══ ENTRIES ══

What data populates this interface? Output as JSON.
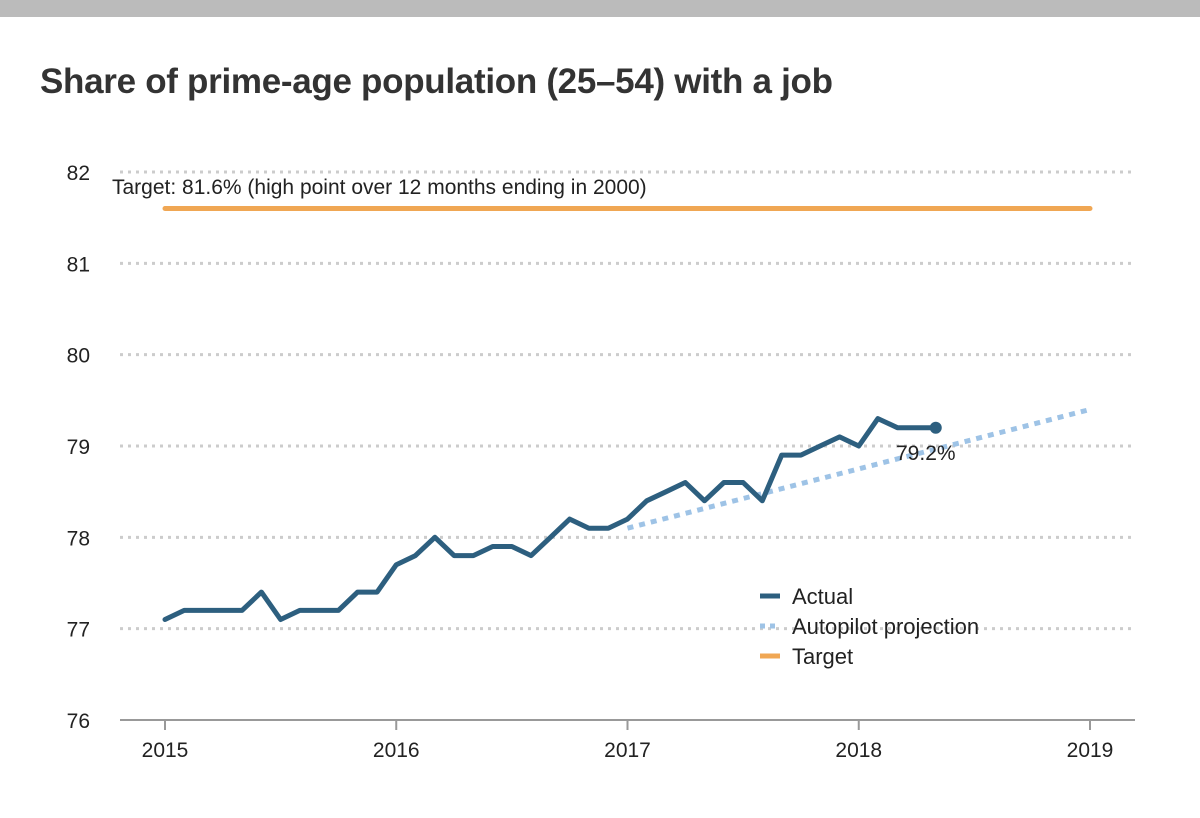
{
  "title": "Share of prime-age population (25–54) with a job",
  "colors": {
    "actual": "#2d5f7f",
    "projection": "#9ec3e6",
    "target": "#f0a754",
    "grid": "#cccccc",
    "axis": "#999999"
  },
  "chart_data": {
    "type": "line",
    "title": "Share of prime-age population (25–54) with a job",
    "xlabel": "",
    "ylabel": "",
    "xlim": [
      2015,
      2019
    ],
    "ylim": [
      76,
      82
    ],
    "x_ticks": [
      "2015",
      "2016",
      "2017",
      "2018",
      "2019"
    ],
    "y_ticks": [
      "76",
      "77",
      "78",
      "79",
      "80",
      "81",
      "82"
    ],
    "grid": "horizontal dotted",
    "legend_position": "bottom-right",
    "series": [
      {
        "name": "Actual",
        "style": "solid",
        "x": [
          2015.0,
          2015.083,
          2015.167,
          2015.25,
          2015.333,
          2015.417,
          2015.5,
          2015.583,
          2015.667,
          2015.75,
          2015.833,
          2015.917,
          2016.0,
          2016.083,
          2016.167,
          2016.25,
          2016.333,
          2016.417,
          2016.5,
          2016.583,
          2016.667,
          2016.75,
          2016.833,
          2016.917,
          2017.0,
          2017.083,
          2017.167,
          2017.25,
          2017.333,
          2017.417,
          2017.5,
          2017.583,
          2017.667,
          2017.75,
          2017.833,
          2017.917,
          2018.0,
          2018.083,
          2018.167,
          2018.25,
          2018.333
        ],
        "values": [
          77.1,
          77.2,
          77.2,
          77.2,
          77.2,
          77.4,
          77.1,
          77.2,
          77.2,
          77.2,
          77.4,
          77.4,
          77.7,
          77.8,
          78.0,
          77.8,
          77.8,
          77.9,
          77.9,
          77.8,
          78.0,
          78.2,
          78.1,
          78.1,
          78.2,
          78.4,
          78.5,
          78.6,
          78.4,
          78.6,
          78.6,
          78.4,
          78.9,
          78.9,
          79.0,
          79.1,
          79.0,
          79.3,
          79.2,
          79.2,
          79.2
        ]
      },
      {
        "name": "Autopilot projection",
        "style": "dotted",
        "x": [
          2017.0,
          2019.0
        ],
        "values": [
          78.1,
          79.4
        ]
      },
      {
        "name": "Target",
        "style": "solid",
        "x": [
          2015.0,
          2019.0
        ],
        "values": [
          81.6,
          81.6
        ]
      }
    ],
    "annotations": {
      "target": "Target: 81.6% (high point over 12 months ending in 2000)",
      "last_value": "79.2%"
    },
    "legend": [
      "Actual",
      "Autopilot projection",
      "Target"
    ]
  }
}
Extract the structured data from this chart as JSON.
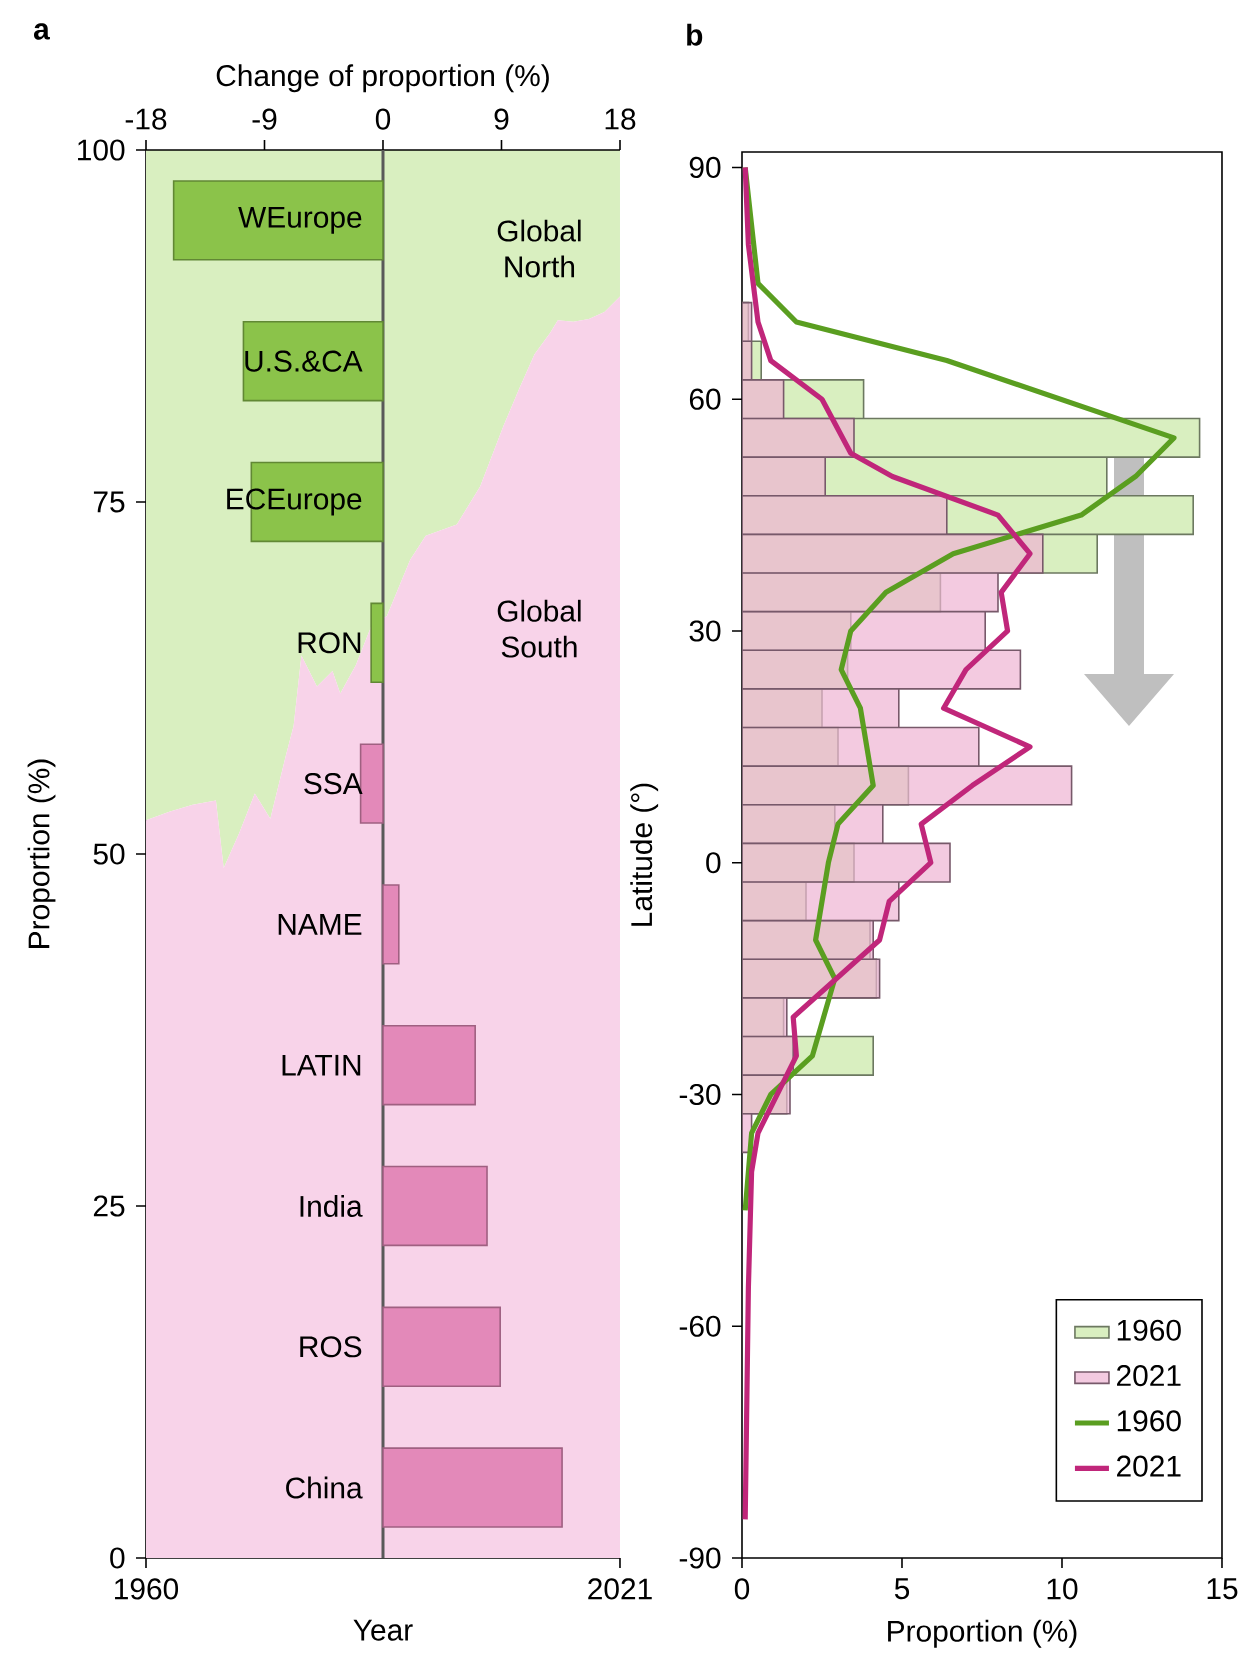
{
  "chart_data": [
    {
      "type": "area",
      "title": "a",
      "xlabel": "Year",
      "ylabel": "Proportion (%)",
      "stacked": true,
      "x": [
        1960,
        1963,
        1966,
        1969,
        1970,
        1972,
        1974,
        1976,
        1978,
        1979,
        1980,
        1982,
        1984,
        1985,
        1987,
        1989,
        1991,
        1994,
        1996,
        2000,
        2003,
        2006,
        2008,
        2010,
        2012,
        2013,
        2015,
        2017,
        2019,
        2021
      ],
      "xlim": [
        1960,
        2021
      ],
      "xticks": [
        1960,
        2021
      ],
      "ylim": [
        0,
        100
      ],
      "yticks": [
        0,
        25,
        50,
        75,
        100
      ],
      "series": [
        {
          "name": "Global South",
          "color": "#f8d3e9",
          "values": [
            52.4,
            53.0,
            53.5,
            53.8,
            49.0,
            51.5,
            54.3,
            52.5,
            57.0,
            59.1,
            64.1,
            61.9,
            63.0,
            61.4,
            63.4,
            66.2,
            66.9,
            70.9,
            72.6,
            73.4,
            76.1,
            80.4,
            83.0,
            85.5,
            87.0,
            87.9,
            87.8,
            88.0,
            88.5,
            89.6
          ]
        },
        {
          "name": "Global North",
          "color": "#d9efc0",
          "values": [
            47.6,
            47.0,
            46.5,
            46.2,
            51.0,
            48.5,
            45.7,
            47.5,
            43.0,
            40.9,
            35.9,
            38.1,
            37.0,
            38.6,
            36.6,
            33.8,
            33.1,
            29.1,
            27.4,
            26.6,
            23.9,
            19.6,
            17.0,
            14.5,
            13.0,
            12.1,
            12.2,
            12.0,
            11.5,
            10.4
          ]
        }
      ]
    },
    {
      "type": "bar",
      "orientation": "horizontal",
      "xlabel": "Change of proportion (%)",
      "categories": [
        "WEurope",
        "U.S.&CA",
        "ECEurope",
        "RON",
        "SSA",
        "NAME",
        "LATIN",
        "India",
        "ROS",
        "China"
      ],
      "values": [
        -15.9,
        -10.6,
        -10.0,
        -0.9,
        -1.7,
        1.2,
        7.0,
        7.9,
        8.9,
        13.6
      ],
      "colors": [
        "#8bc34a",
        "#8bc34a",
        "#8bc34a",
        "#8bc34a",
        "#e389b9",
        "#e389b9",
        "#e389b9",
        "#e389b9",
        "#e389b9",
        "#e389b9"
      ],
      "xlim": [
        -18,
        18
      ],
      "xticks": [
        -18,
        -9,
        0,
        9,
        18
      ]
    },
    {
      "type": "histogram",
      "title": "b",
      "orientation": "horizontal",
      "xlabel": "Proportion (%)",
      "ylabel": "Latitude (°)",
      "bins": [
        -37.5,
        -32.5,
        -27.5,
        -22.5,
        -17.5,
        -12.5,
        -7.5,
        -2.5,
        2.5,
        7.5,
        12.5,
        17.5,
        22.5,
        27.5,
        32.5,
        37.5,
        42.5,
        47.5,
        52.5,
        57.5,
        62.5,
        67.5,
        72.5
      ],
      "xlim": [
        0,
        15
      ],
      "xticks": [
        0,
        5,
        10,
        15
      ],
      "ylim": [
        -90,
        92
      ],
      "yticks": [
        -90,
        -60,
        -30,
        0,
        30,
        60,
        90
      ],
      "legend": "bottom right",
      "series": [
        {
          "name": "1960",
          "color": "#d9efc0",
          "values": [
            null,
            1.4,
            4.1,
            1.3,
            4.2,
            4.0,
            2.0,
            3.5,
            2.9,
            5.2,
            3.0,
            2.5,
            3.3,
            3.4,
            6.2,
            11.1,
            14.1,
            11.4,
            14.3,
            3.8,
            0.6,
            0.2
          ]
        },
        {
          "name": "2021",
          "color": "#eeb3d3",
          "values": [
            0.3,
            1.5,
            1.6,
            1.4,
            4.3,
            4.1,
            4.9,
            6.5,
            4.4,
            10.3,
            7.4,
            4.9,
            8.7,
            7.6,
            8.0,
            9.4,
            6.4,
            2.6,
            3.5,
            1.3,
            0.3,
            0.3
          ]
        },
        {
          "type": "line",
          "name": "1960",
          "color": "#5a9e20",
          "x": [
            90,
            75,
            70,
            65,
            55,
            50,
            45,
            40,
            35,
            30,
            25,
            20,
            10,
            5,
            0,
            -10,
            -15,
            -25,
            -30,
            -35,
            -45
          ],
          "values": [
            0.1,
            0.5,
            1.7,
            6.4,
            13.5,
            12.3,
            10.6,
            6.6,
            4.5,
            3.4,
            3.1,
            3.7,
            4.1,
            3.0,
            2.7,
            2.3,
            2.9,
            2.2,
            0.9,
            0.3,
            0.1
          ]
        },
        {
          "type": "line",
          "name": "2021",
          "color": "#c0267a",
          "x": [
            90,
            80,
            70,
            65,
            60,
            53,
            50,
            45,
            40,
            35,
            30,
            25,
            20,
            15,
            10,
            5,
            0,
            -5,
            -10,
            -20,
            -25,
            -35,
            -40,
            -55,
            -85
          ],
          "values": [
            0.1,
            0.2,
            0.5,
            0.9,
            2.5,
            3.4,
            4.7,
            8.0,
            9.0,
            8.1,
            8.3,
            7.0,
            6.3,
            9.0,
            7.2,
            5.6,
            5.9,
            4.6,
            4.3,
            1.6,
            1.7,
            0.5,
            0.3,
            0.2,
            0.1
          ]
        }
      ]
    }
  ]
}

═══

### YOUR GOAL
Copy each line of the records above that carries the word "Share".

### EXERCISE RESULT
  "title": "Share of prime-age population (25–54) with a job",
    "title": "Share of prime-age population (25–54) with a job",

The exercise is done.